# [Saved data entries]
'''

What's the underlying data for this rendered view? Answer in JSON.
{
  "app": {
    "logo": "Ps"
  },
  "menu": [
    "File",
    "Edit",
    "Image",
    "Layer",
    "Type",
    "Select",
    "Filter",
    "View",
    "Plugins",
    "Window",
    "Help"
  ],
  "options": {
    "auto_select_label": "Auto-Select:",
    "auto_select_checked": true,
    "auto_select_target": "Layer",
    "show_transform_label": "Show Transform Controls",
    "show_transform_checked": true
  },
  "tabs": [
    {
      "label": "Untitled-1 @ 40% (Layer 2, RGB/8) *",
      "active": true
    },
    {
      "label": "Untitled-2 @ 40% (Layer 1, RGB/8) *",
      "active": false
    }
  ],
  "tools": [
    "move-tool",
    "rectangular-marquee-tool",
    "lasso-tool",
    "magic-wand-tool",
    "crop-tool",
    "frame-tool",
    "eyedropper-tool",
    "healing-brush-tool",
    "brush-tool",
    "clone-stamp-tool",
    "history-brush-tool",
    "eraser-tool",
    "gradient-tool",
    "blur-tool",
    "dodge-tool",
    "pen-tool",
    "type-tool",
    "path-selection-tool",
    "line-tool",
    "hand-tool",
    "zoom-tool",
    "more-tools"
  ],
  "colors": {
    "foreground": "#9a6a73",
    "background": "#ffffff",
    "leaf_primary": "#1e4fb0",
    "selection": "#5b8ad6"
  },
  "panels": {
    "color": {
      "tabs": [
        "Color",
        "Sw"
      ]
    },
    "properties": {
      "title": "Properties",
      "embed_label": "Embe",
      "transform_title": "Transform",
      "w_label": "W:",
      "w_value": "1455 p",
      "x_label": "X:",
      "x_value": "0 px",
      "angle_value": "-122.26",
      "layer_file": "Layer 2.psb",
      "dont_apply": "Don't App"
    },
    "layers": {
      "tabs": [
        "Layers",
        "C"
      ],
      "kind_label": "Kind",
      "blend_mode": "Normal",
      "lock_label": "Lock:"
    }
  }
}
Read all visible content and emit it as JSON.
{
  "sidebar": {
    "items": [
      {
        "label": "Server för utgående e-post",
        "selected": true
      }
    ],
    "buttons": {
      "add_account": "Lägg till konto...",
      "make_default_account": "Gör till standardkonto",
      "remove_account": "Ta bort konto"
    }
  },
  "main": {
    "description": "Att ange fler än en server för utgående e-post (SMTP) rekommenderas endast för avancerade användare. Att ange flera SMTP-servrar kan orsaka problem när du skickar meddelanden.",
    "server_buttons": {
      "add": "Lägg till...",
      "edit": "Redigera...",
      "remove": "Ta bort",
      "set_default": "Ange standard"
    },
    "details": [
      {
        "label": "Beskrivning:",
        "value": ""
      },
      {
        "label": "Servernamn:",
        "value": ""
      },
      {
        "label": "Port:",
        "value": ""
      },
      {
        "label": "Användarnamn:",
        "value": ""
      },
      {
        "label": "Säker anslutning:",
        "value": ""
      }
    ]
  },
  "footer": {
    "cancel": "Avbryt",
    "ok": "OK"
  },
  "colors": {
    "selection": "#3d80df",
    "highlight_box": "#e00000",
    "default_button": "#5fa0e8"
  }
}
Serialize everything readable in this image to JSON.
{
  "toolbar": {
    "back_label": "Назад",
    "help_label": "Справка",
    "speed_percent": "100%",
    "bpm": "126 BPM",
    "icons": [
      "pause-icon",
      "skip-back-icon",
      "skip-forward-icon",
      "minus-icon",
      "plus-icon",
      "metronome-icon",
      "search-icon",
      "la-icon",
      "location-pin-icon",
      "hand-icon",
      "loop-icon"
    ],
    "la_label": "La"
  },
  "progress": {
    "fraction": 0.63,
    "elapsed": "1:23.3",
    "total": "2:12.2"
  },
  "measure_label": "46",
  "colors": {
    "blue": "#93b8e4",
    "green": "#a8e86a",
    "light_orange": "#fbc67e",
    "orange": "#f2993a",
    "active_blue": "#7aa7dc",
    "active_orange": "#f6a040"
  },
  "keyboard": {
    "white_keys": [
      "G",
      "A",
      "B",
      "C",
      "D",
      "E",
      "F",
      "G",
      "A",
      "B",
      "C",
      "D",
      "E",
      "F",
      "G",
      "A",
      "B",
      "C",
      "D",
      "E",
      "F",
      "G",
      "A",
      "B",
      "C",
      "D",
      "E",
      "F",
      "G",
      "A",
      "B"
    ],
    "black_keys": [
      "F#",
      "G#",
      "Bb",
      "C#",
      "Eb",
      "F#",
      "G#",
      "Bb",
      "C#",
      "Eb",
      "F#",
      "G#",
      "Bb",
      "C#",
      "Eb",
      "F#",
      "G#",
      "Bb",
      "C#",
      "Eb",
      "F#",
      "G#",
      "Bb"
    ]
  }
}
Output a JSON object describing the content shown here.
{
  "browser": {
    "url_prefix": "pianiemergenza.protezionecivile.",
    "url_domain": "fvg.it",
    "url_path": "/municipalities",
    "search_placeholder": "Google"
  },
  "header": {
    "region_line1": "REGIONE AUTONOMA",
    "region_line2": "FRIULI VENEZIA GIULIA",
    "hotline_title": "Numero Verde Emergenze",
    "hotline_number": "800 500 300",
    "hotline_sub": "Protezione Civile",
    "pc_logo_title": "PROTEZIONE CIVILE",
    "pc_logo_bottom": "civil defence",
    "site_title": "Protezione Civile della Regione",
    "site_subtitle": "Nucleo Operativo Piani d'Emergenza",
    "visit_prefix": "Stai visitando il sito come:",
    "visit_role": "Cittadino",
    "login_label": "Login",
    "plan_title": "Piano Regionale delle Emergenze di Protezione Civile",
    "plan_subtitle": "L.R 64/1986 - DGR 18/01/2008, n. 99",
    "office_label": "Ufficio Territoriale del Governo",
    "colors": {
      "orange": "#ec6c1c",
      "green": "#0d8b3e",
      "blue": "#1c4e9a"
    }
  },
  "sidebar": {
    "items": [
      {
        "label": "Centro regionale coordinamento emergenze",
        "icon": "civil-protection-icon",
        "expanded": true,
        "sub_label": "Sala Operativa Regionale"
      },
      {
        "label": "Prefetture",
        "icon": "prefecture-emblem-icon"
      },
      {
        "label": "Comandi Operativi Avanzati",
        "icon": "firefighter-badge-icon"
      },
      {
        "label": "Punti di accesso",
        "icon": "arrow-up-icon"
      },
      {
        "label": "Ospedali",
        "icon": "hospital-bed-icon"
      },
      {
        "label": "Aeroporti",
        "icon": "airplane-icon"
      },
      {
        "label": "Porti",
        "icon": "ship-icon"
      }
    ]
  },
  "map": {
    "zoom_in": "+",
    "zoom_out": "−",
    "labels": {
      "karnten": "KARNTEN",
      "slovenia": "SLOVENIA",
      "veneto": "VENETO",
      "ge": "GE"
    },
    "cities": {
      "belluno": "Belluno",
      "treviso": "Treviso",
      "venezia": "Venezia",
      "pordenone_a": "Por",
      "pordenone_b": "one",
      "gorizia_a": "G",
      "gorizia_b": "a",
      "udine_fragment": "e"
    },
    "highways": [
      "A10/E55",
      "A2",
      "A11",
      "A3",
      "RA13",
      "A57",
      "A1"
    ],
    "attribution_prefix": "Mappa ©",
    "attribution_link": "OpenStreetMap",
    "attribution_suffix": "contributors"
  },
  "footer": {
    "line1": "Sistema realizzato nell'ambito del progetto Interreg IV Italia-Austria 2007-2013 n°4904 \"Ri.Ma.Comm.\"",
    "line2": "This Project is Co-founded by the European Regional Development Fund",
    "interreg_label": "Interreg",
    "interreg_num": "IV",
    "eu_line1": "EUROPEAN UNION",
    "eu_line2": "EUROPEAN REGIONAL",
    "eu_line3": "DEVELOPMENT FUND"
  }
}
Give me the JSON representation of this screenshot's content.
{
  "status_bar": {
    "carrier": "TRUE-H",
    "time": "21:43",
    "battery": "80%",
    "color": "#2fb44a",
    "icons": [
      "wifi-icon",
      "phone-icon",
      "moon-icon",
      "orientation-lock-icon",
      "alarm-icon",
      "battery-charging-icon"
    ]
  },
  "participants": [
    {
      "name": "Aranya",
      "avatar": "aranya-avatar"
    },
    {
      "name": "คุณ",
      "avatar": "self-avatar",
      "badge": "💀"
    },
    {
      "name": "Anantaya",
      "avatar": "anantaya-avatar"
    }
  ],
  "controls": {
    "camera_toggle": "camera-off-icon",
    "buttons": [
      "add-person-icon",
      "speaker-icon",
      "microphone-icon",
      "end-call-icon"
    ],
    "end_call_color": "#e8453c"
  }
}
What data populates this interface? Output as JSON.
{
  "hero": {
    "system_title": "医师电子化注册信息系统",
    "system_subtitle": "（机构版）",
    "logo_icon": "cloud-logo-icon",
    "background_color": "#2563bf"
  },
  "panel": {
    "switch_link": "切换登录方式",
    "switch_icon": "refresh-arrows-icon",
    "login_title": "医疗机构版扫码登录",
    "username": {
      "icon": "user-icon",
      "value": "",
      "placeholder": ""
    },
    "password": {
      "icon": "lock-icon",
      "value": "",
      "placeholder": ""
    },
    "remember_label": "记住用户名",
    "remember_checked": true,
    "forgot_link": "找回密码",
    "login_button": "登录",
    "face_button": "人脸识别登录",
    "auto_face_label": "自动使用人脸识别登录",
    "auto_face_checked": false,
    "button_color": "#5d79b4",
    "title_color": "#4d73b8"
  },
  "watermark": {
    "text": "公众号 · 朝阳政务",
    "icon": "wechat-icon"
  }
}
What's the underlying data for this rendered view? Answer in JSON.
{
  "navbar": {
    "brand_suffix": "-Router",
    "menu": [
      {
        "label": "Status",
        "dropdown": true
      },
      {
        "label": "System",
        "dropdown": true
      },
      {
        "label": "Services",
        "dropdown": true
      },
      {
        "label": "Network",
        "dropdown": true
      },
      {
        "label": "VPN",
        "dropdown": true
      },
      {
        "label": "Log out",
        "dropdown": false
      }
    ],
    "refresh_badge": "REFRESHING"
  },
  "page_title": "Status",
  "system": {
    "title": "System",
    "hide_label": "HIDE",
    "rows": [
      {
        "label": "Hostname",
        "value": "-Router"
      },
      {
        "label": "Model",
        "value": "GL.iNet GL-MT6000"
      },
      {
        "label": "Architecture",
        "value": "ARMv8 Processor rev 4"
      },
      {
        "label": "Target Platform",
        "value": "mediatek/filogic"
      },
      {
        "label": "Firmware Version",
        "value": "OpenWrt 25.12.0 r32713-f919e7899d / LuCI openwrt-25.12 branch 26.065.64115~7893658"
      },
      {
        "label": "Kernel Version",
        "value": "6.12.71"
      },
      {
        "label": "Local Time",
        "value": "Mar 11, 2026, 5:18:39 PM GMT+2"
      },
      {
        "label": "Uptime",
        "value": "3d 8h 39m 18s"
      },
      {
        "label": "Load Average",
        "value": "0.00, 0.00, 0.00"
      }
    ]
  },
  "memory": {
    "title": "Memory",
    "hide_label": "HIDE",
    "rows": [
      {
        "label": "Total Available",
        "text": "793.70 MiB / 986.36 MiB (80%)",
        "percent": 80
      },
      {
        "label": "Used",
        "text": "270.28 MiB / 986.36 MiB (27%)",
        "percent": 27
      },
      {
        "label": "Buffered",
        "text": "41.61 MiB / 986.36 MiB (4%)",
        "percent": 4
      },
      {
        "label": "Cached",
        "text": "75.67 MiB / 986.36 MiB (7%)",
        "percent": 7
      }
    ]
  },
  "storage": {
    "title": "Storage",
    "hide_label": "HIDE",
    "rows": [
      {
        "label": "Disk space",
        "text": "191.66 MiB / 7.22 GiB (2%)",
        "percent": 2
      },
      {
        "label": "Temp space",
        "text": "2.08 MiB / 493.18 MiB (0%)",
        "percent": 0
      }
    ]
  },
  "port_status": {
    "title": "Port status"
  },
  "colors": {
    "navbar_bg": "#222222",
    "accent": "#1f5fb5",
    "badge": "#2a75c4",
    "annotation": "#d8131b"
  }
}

'''

# [Your goal]
Each line containing the word "selection" counts once; report the total alone.

# [Problem solution]
3